_Exercise brief_
Omit all pictures, then retype the data exactly as given.

══════════

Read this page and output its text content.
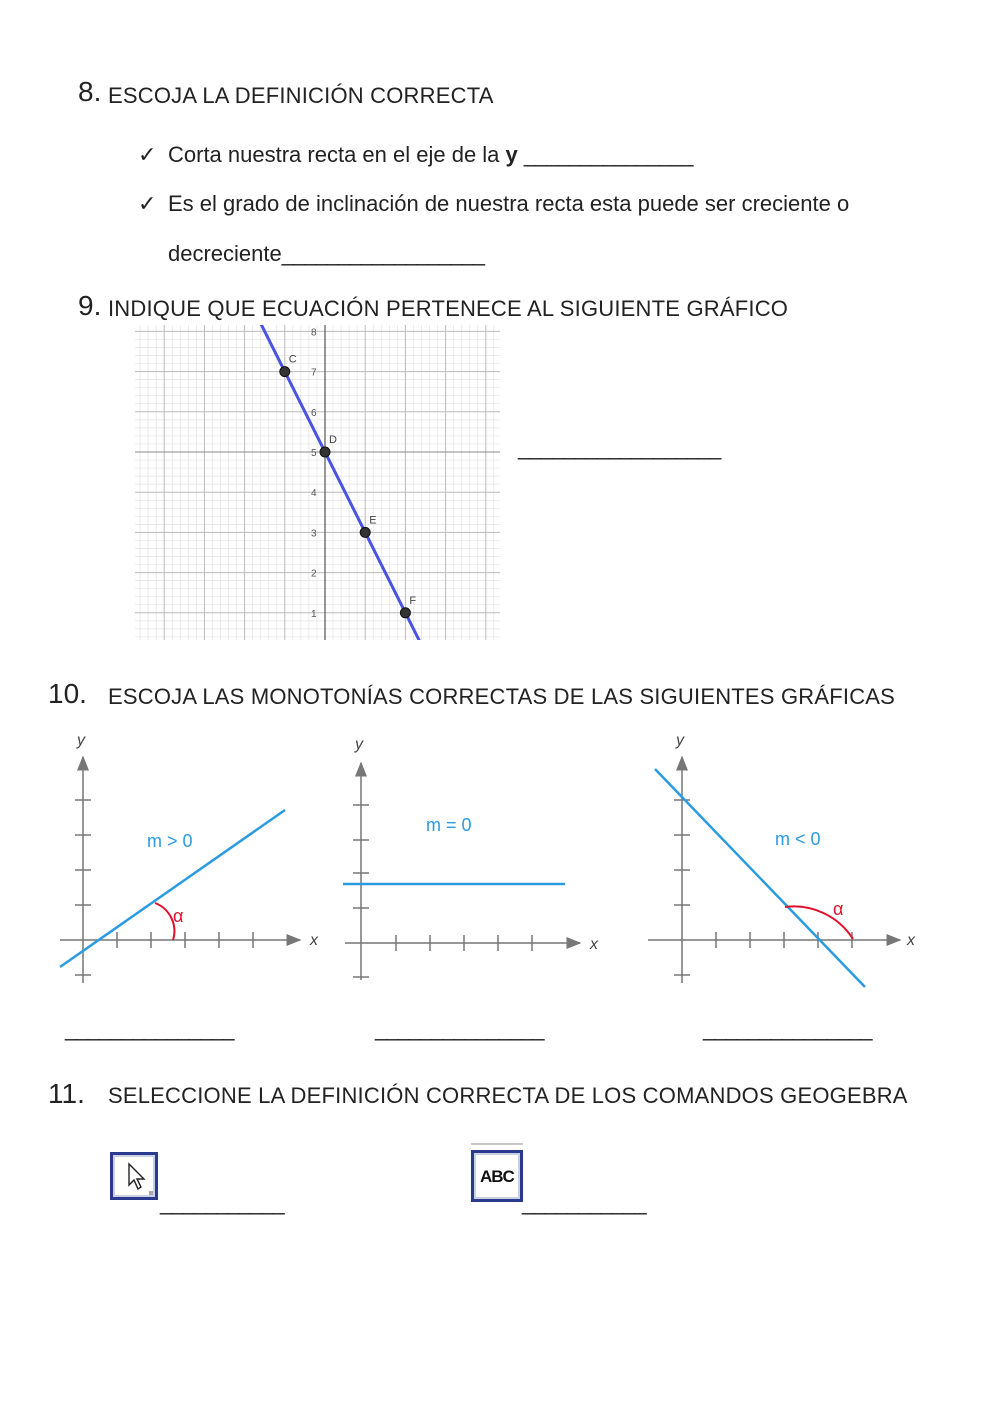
8. ESCOJA LA DEFINICIÓN CORRECTA
✓ Corta nuestra recta en el eje de la y _______________
✓ Es el grado de inclinación de nuestra recta esta puede ser creciente o
decreciente__________________
9. INDIQUE QUE ECUACIÓN PERTENECE AL SIGUIENTE GRÁFICO
1
2
3
4
5
6
7
8
C
D
E
F
__________________
10. ESCOJA LAS MONOTONÍAS CORRECTAS DE LAS SIGUIENTES GRÁFICAS
y
x
α
m > 0
y
x
m = 0
y
x
α
m < 0
_______________	_______________	_______________
11. SELECCIONE LA DEFINICIÓN CORRECTA DE LOS COMANDOS GEOGEBRA
___________
ABC
___________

══════════

_Exercise output_
Read this page and output its text content.
8. ESCOJA LA DEFINICIÓN CORRECTA
✓ Corta nuestra recta en el eje de la y _______________
✓ Es el grado de inclinación de nuestra recta esta puede ser creciente o
decreciente__________________
9. INDIQUE QUE ECUACIÓN PERTENECE AL SIGUIENTE GRÁFICO
1
2
3
4
5
6
7
8
C
D
E
F
__________________
10. ESCOJA LAS MONOTONÍAS CORRECTAS DE LAS SIGUIENTES GRÁFICAS
y
x
α
m > 0
y
x
m = 0
y
x
α
m < 0
_______________	_______________	_______________
11. SELECCIONE LA DEFINICIÓN CORRECTA DE LOS COMANDOS GEOGEBRA
___________
ABC
___________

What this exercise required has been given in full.